Seite:
Oliver ©Seraphine Tiedke

Mit Händen sprechen, mit Herz gestalten – mein Alltag als gehörloser Designer bei der Bundesbank Direkteinstieg – Inklusion

Hallo, ich bin Oliver. Ich bin in einer tauben Familie aufgewachsen – meine Eltern, mein Bruder und ich, wir alle sind taub. Unsere Sprache zu Hause war von Anfang an die Deutsche Gebärdensprache (DGS), lebendig, direkt, voller Ausdruck. Für mich ist sie keine Fremdsprache, sondern meine Muttersprache – ein Teil meiner Identität. Auch meine Wurzeln liegen in der Deaf-Community, in der ich mich bis heute eng verbunden fühle.

Beruflich führte mich mein Weg nach dem Fachabitur über den Integrationsfachdienst zur Deutschen Bundesbank – das war im Herbst 2004. Zunächst war ich zwei Jahre in der Spülküche tätig, dann ein Jahr in der Mikrofilmstelle. Seit 2008 arbeite ich im Corporate Design – dort, wo Farben, Formen und Gestaltung auf die Identität der Bank treffen.

Aufgabe 1: Schreib aus dem Erfahrungsbericht das Stück von „Oliver ©Seraphine Tiedke“ bis „eng verbunden fühle.“ wortgetreu ab.
Der Erfahrungsbericht und die Liste haben nichts miteinander zu tun.

Datensätze:

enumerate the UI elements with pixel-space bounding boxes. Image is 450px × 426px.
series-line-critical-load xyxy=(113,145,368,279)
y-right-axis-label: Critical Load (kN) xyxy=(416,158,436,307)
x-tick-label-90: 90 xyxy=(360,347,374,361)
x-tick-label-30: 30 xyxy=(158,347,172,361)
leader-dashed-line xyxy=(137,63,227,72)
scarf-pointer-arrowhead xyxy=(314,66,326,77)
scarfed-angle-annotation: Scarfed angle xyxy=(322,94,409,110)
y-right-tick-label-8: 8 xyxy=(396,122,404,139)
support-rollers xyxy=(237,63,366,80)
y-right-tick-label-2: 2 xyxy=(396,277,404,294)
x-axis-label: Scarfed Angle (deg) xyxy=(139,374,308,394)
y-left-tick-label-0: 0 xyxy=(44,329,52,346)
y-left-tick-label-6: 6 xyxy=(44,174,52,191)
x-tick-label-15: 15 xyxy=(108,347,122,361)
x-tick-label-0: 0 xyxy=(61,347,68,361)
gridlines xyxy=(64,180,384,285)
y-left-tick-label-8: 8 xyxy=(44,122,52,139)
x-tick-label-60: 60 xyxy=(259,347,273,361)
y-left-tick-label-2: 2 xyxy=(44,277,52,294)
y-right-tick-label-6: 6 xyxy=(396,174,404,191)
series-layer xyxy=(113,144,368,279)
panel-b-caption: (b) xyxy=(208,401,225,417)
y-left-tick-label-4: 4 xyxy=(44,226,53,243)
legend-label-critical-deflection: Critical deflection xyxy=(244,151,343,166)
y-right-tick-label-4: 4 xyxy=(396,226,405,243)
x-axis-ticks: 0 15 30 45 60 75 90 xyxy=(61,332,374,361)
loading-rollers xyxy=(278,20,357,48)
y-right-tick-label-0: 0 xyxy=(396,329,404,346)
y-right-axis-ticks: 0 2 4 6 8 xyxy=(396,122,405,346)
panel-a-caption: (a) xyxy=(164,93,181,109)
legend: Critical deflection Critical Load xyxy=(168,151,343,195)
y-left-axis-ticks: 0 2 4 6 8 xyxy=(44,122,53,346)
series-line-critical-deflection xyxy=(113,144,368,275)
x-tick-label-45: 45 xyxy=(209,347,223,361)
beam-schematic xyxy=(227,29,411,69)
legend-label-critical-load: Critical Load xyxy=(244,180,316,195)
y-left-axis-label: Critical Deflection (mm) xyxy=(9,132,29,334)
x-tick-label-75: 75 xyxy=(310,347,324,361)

Aufgabe 2: Stelle die Zeilen der Liste vom Anfang bis einschließlich der Zeile mit „x-tick-label-30: 30 xyxy=(158,347,172,361)“ als JSON-Liste von Zeichenketten dar, eine pro Zeile und ohne Leerzeilen.

Endgültige Antwort 1:
Oliver ©Seraphine Tiedke

Mit Händen sprechen, mit Herz gestalten – mein Alltag als gehörloser Designer bei der Bundesbank Direkteinstieg – Inklusion

Hallo, ich bin Oliver. Ich bin in einer tauben Familie aufgewachsen – meine Eltern, mein Bruder und ich, wir alle sind taub. Unsere Sprache zu Hause war von Anfang an die Deutsche Gebärdensprache (DGS), lebendig, direkt, voller Ausdruck. Für mich ist sie keine Fremdsprache, sondern meine Muttersprache – ein Teil meiner Identität. Auch meine Wurzeln liegen in der Deaf-Community, in der ich mich bis heute eng verbunden fühle.

Endgültige Antwort 2:
[
  "enumerate the UI elements with pixel-space bounding boxes. Image is 450px × 426px.",
  "series-line-critical-load xyxy=(113,145,368,279)",
  "y-right-axis-label: Critical Load (kN) xyxy=(416,158,436,307)",
  "x-tick-label-90: 90 xyxy=(360,347,374,361)",
  "x-tick-label-30: 30 xyxy=(158,347,172,361)"
]